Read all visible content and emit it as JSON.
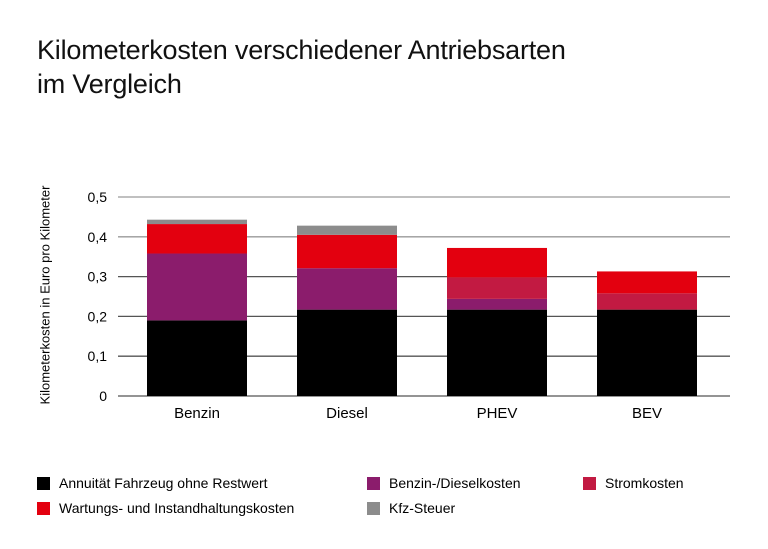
{
  "chart_data": {
    "type": "bar",
    "stacked": true,
    "title": "Kilometerkosten verschiedener Antriebsarten im Vergleich",
    "title_lines": [
      "Kilometerkosten verschiedener Antriebsarten",
      "im Vergleich"
    ],
    "xlabel": "",
    "ylabel": "Kilometerkosten in Euro pro Kilometer",
    "ylim": [
      0,
      0.5
    ],
    "yticks": [
      "0",
      "0,1",
      "0,2",
      "0,3",
      "0,4",
      "0,5"
    ],
    "grid": true,
    "legend_position": "bottom",
    "categories": [
      "Benzin",
      "Diesel",
      "PHEV",
      "BEV"
    ],
    "series": [
      {
        "name": "Annuität Fahrzeug ohne Restwert",
        "color": "#000000",
        "values": [
          0.19,
          0.217,
          0.217,
          0.217
        ]
      },
      {
        "name": "Benzin-/Dieselkosten",
        "color": "#8b1c6c",
        "values": [
          0.168,
          0.104,
          0.027,
          0
        ]
      },
      {
        "name": "Stromkosten",
        "color": "#c21a42",
        "values": [
          0,
          0,
          0.054,
          0.041
        ]
      },
      {
        "name": "Wartungs- und Instandhaltungskosten",
        "color": "#e3000f",
        "values": [
          0.074,
          0.084,
          0.074,
          0.055
        ]
      },
      {
        "name": "Kfz-Steuer",
        "color": "#8c8c8c",
        "values": [
          0.011,
          0.023,
          0,
          0
        ]
      }
    ]
  }
}
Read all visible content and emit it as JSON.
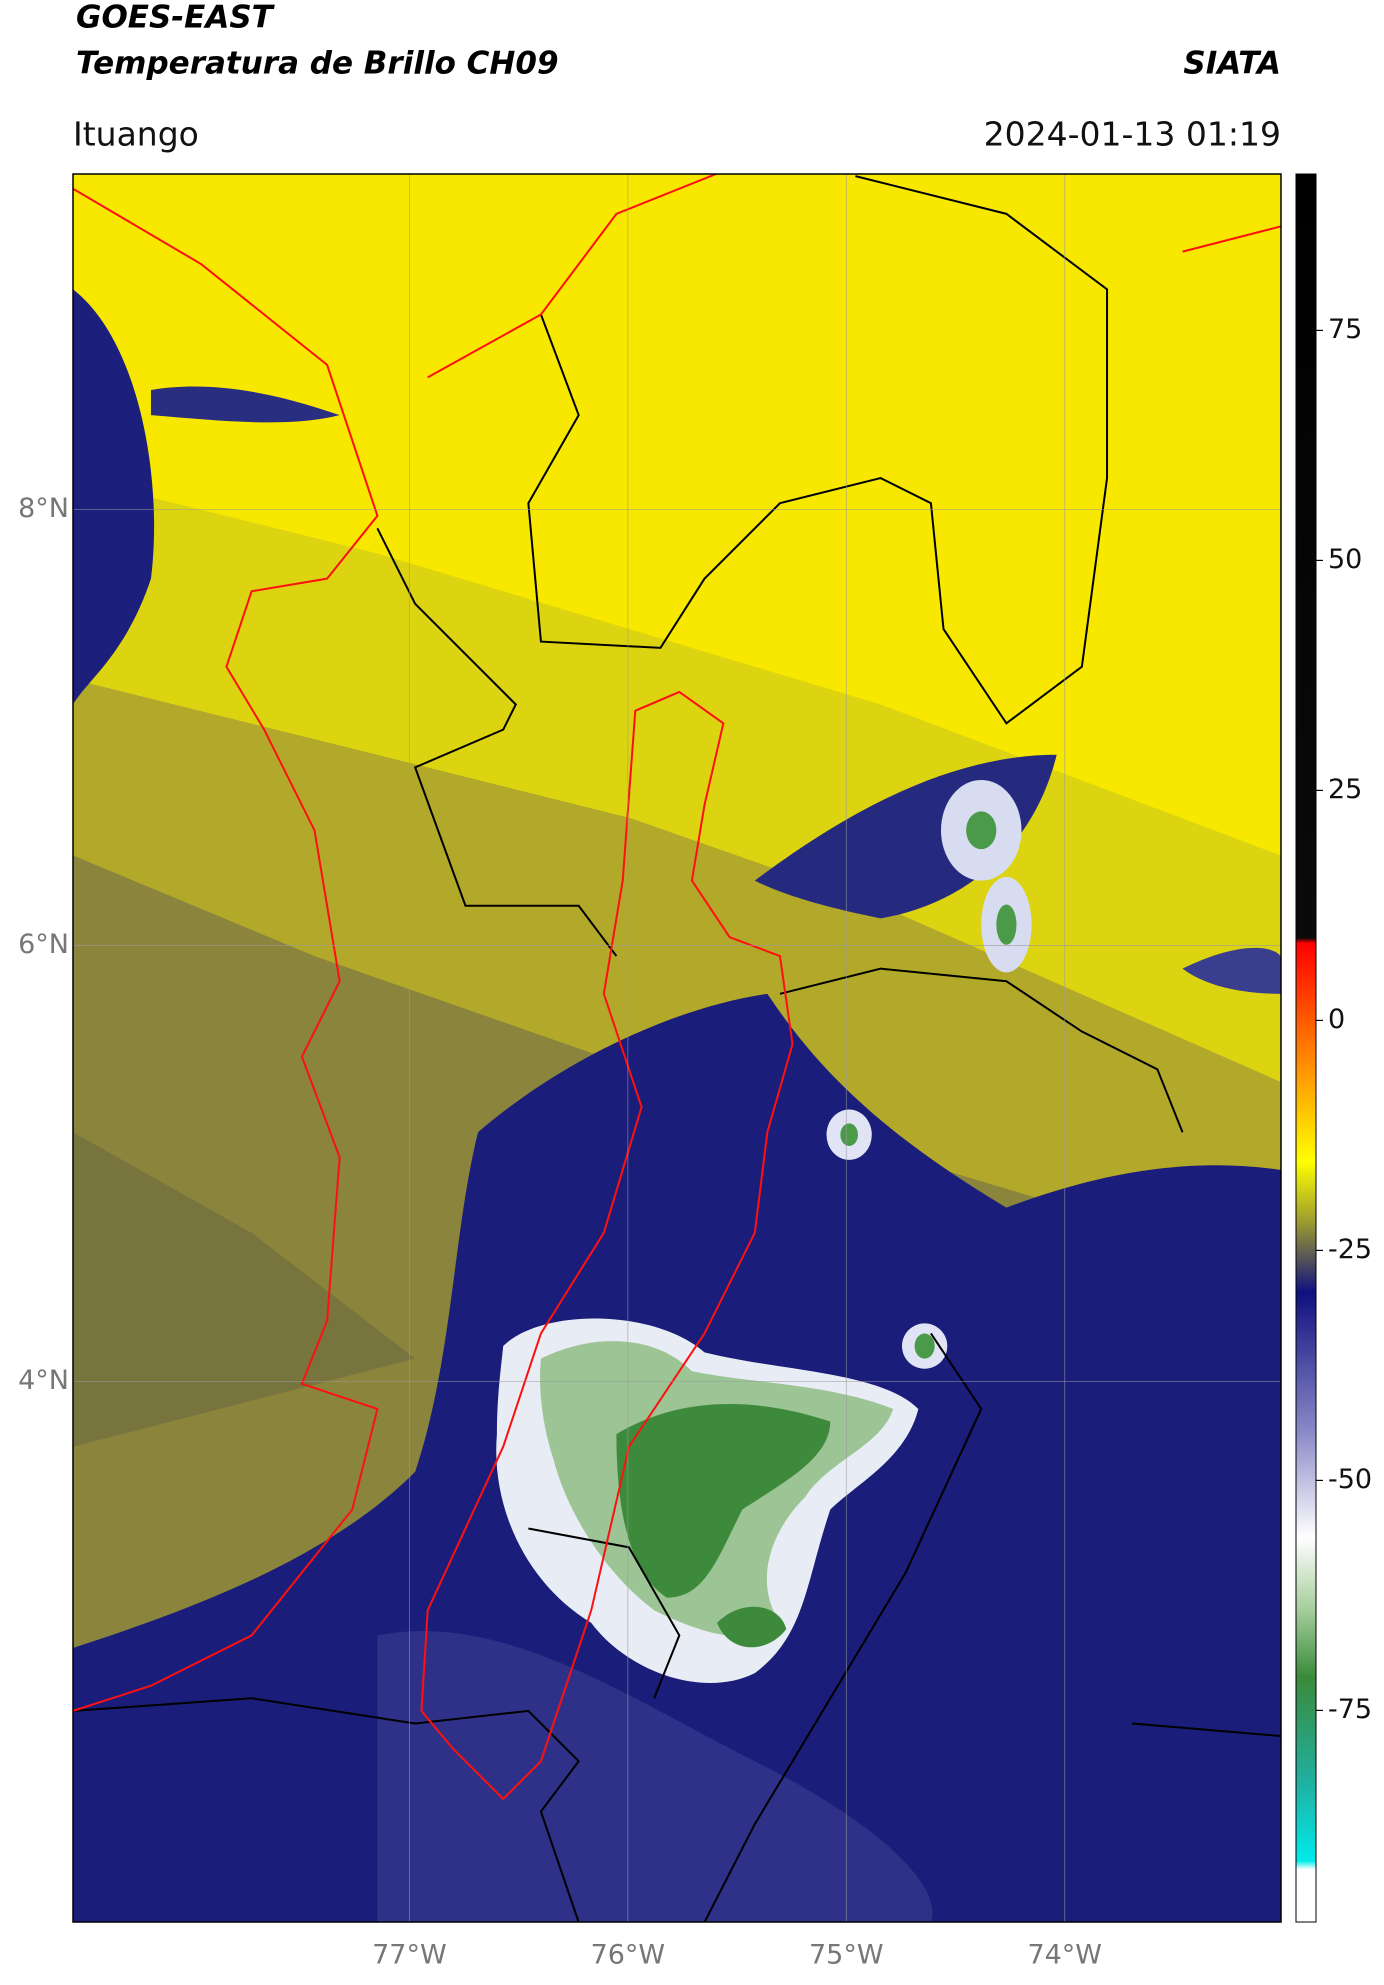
{
  "header": {
    "title": "GOES-EAST",
    "subtitle": "Temperatura de Brillo CH09",
    "source": "SIATA",
    "location": "Ituango",
    "datetime": "2024-01-13 01:19"
  },
  "map": {
    "xlim": [
      -78.54,
      -73.01
    ],
    "ylim": [
      1.52,
      9.54
    ],
    "grid": true,
    "xticks": [
      {
        "value": -77,
        "label": "77°W"
      },
      {
        "value": -76,
        "label": "76°W"
      },
      {
        "value": -75,
        "label": "75°W"
      },
      {
        "value": -74,
        "label": "74°W"
      }
    ],
    "yticks": [
      {
        "value": 8,
        "label": "8°N"
      },
      {
        "value": 6,
        "label": "6°N"
      },
      {
        "value": 4,
        "label": "4°N"
      }
    ]
  },
  "colorbar": {
    "lim": [
      -98,
      92
    ],
    "ticks": [
      75,
      50,
      25,
      0,
      -25,
      -50,
      -75
    ]
  }
}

********

* **WHAT YOU NEED TO DO**
Tally up the lines with the word "verschiedener" in them, and answer with that number by itself.

* **WRITTEN ANSWER**
2